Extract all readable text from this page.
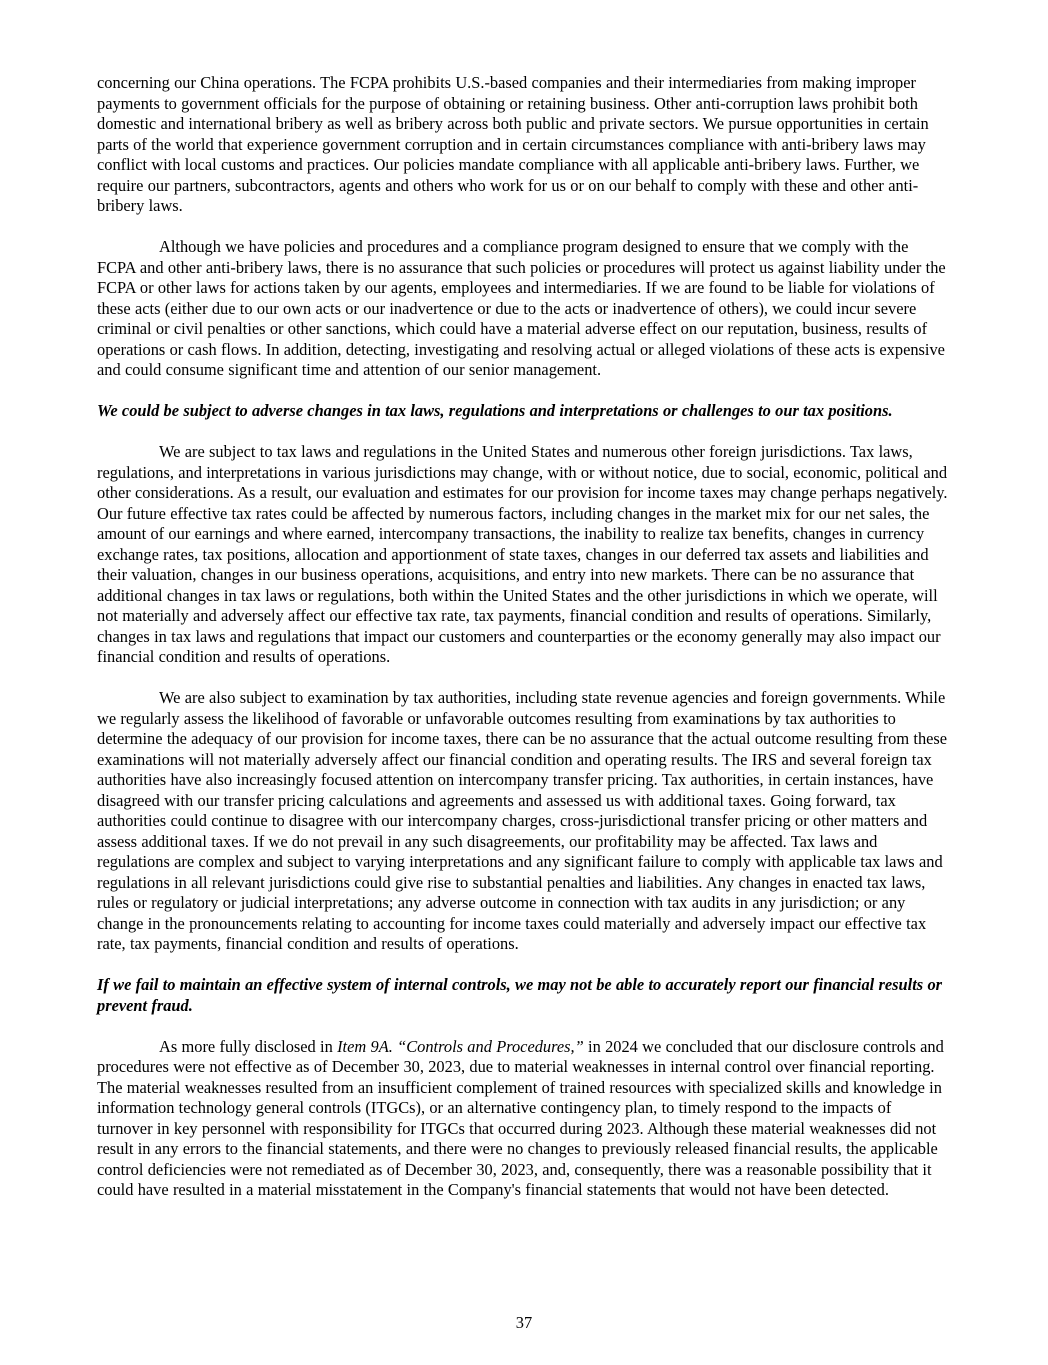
concerning our China operations. The FCPA prohibits U.S.-based companies and their intermediaries from making improper payments to government officials for the purpose of obtaining or retaining business. Other anti-corruption laws prohibit both domestic and international bribery as well as bribery across both public and private sectors. We pursue opportunities in certain parts of the world that experience government corruption and in certain circumstances compliance with anti-bribery laws may conflict with local customs and practices. Our policies mandate compliance with all applicable anti-bribery laws. Further, we require our partners, subcontractors, agents and others who work for us or on our behalf to comply with these and other anti-bribery laws.

Although we have policies and procedures and a compliance program designed to ensure that we comply with the FCPA and other anti-bribery laws, there is no assurance that such policies or procedures will protect us against liability under the FCPA or other laws for actions taken by our agents, employees and intermediaries. If we are found to be liable for violations of these acts (either due to our own acts or our inadvertence or due to the acts or inadvertence of others), we could incur severe criminal or civil penalties or other sanctions, which could have a material adverse effect on our reputation, business, results of operations or cash flows. In addition, detecting, investigating and resolving actual or alleged violations of these acts is expensive and could consume significant time and attention of our senior management.

We could be subject to adverse changes in tax laws, regulations and interpretations or challenges to our tax positions.

We are subject to tax laws and regulations in the United States and numerous other foreign jurisdictions. Tax laws, regulations, and interpretations in various jurisdictions may change, with or without notice, due to social, economic, political and other considerations. As a result, our evaluation and estimates for our provision for income taxes may change perhaps negatively. Our future effective tax rates could be affected by numerous factors, including changes in the market mix for our net sales, the amount of our earnings and where earned, intercompany transactions, the inability to realize tax benefits, changes in currency exchange rates, tax positions, allocation and apportionment of state taxes, changes in our deferred tax assets and liabilities and their valuation, changes in our business operations, acquisitions, and entry into new markets. There can be no assurance that additional changes in tax laws or regulations, both within the United States and the other jurisdictions in which we operate, will not materially and adversely affect our effective tax rate, tax payments, financial condition and results of operations. Similarly, changes in tax laws and regulations that impact our customers and counterparties or the economy generally may also impact our financial condition and results of operations.

We are also subject to examination by tax authorities, including state revenue agencies and foreign governments. While we regularly assess the likelihood of favorable or unfavorable outcomes resulting from examinations by tax authorities to determine the adequacy of our provision for income taxes, there can be no assurance that the actual outcome resulting from these examinations will not materially adversely affect our financial condition and operating results. The IRS and several foreign tax authorities have also increasingly focused attention on intercompany transfer pricing. Tax authorities, in certain instances, have disagreed with our transfer pricing calculations and agreements and assessed us with additional taxes. Going forward, tax authorities could continue to disagree with our intercompany charges, cross-jurisdictional transfer pricing or other matters and assess additional taxes. If we do not prevail in any such disagreements, our profitability may be affected. Tax laws and regulations are complex and subject to varying interpretations and any significant failure to comply with applicable tax laws and regulations in all relevant jurisdictions could give rise to substantial penalties and liabilities. Any changes in enacted tax laws, rules or regulatory or judicial interpretations; any adverse outcome in connection with tax audits in any jurisdiction; or any change in the pronouncements relating to accounting for income taxes could materially and adversely impact our effective tax rate, tax payments, financial condition and results of operations.

If we fail to maintain an effective system of internal controls, we may not be able to accurately report our financial results or prevent fraud.

As more fully disclosed in Item 9A. “Controls and Procedures,” in 2024 we concluded that our disclosure controls and procedures were not effective as of December 30, 2023, due to material weaknesses in internal control over financial reporting. The material weaknesses resulted from an insufficient complement of trained resources with specialized skills and knowledge in information technology general controls (ITGCs), or an alternative contingency plan, to timely respond to the impacts of turnover in key personnel with responsibility for ITGCs that occurred during 2023. Although these material weaknesses did not result in any errors to the financial statements, and there were no changes to previously released financial results, the applicable control deficiencies were not remediated as of December 30, 2023, and, consequently, there was a reasonable possibility that it could have resulted in a material misstatement in the Company's financial statements that would not have been detected.

37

_What the exercise asks_. Where a line holds the string "bribery", copy that line.

_Result for this task_.
concerning our China operations. The FCPA prohibits U.S.-based companies and their intermediaries from making improper payments to government officials for the purpose of obtaining or retaining business. Other anti-corruption laws prohibit both domestic and international bribery as well as bribery across both public and private sectors. We pursue opportunities in certain parts of the world that experience government corruption and in certain circumstances compliance with anti-bribery laws may conflict with local customs and practices. Our policies mandate compliance with all applicable anti-bribery laws. Further, we require our partners, subcontractors, agents and others who work for us or on our behalf to comply with these and other anti-bribery laws.
Although we have policies and procedures and a compliance program designed to ensure that we comply with the FCPA and other anti-bribery laws, there is no assurance that such policies or procedures will protect us against liability under the FCPA or other laws for actions taken by our agents, employees and intermediaries. If we are found to be liable for violations of these acts (either due to our own acts or our inadvertence or due to the acts or inadvertence of others), we could incur severe criminal or civil penalties or other sanctions, which could have a material adverse effect on our reputation, business, results of operations or cash flows. In addition, detecting, investigating and resolving actual or alleged violations of these acts is expensive and could consume significant time and attention of our senior management.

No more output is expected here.